### Page extract
==================================================
- Directed by: John G. Thomas
- Written by: Russ Reina
- Produced by: John G. Thomas
- Starring: Tyrone Power Jr. Tobey Maguire John Johnston Turhan Bey DeLane Matthews David McCallum
- Cinematography: Maximo Munzi
- Music by: Kamen Dranduski Willy Kazasian
- Release date: 1994;
- Running time: 106 minutes
- Country: United States
- Language: English

= Healer (film) =

Healer is a 1994 American dramatic film starring Tyrone Power Jr., Tobey Maguire, David McCallum, John Johnston, Turhan Bey, DeLane Matthews and directed by John G. Thomas.

==Plot==
An ex-con has just been paroled to a work-release program where he must work off his final year as an ambulance Emergency Medical Technician in the retirement resort, Seabreeze. David McCallum plays a comedic role as the "Jackal" an opportunistic drifter who uses the emergency system as a personal taxi service to allow him to feed his drug habit and get out of trouble.
==================================================
### What you need to do
1) Please reproduce the part of the film entry starting at "Healer is a" and ending at "John G. Thomas.".
2) Decide whether each statement agrees with the film entry, answering yes or no and quoting the deciding words. (a) The film runs 106 minutes. (b) The same person directed and produced the film. (c) The ex-con must spend two years as an ambulance Emergency Medical Technician.

(Records from a collection)
==================================================
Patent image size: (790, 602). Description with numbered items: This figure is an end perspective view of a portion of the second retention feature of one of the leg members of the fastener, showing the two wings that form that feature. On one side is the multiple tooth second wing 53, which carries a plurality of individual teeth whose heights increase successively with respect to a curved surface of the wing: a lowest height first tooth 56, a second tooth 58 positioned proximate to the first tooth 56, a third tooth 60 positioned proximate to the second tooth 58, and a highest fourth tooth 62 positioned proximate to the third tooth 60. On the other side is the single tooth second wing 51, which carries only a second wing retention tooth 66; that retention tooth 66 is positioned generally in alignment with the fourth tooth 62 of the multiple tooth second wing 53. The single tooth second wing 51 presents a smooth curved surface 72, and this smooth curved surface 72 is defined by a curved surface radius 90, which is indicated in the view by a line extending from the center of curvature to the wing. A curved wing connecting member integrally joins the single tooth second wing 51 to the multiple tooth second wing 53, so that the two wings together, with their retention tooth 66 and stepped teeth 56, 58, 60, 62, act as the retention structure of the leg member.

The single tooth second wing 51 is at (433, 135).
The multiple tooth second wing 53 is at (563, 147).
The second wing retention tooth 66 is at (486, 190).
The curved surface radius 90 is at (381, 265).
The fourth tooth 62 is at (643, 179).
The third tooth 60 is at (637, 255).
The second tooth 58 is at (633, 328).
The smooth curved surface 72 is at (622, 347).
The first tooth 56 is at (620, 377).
==================================================
### List of solutions
1)
Healer is a 1994 American dramatic film starring Tyrone Power Jr., Tobey Maguire, David McCallum, John Johnston, Turhan Bey, DeLane Matthews and directed by John G. Thomas.

2)
(a) Yes: "Running time: 106 minutes"
(b) Yes: "Directed by: John G. Thomas" and "Produced by: John G. Thomas"
(c) No: "he must work off his final year as an ambulance Emergency Medical Technician"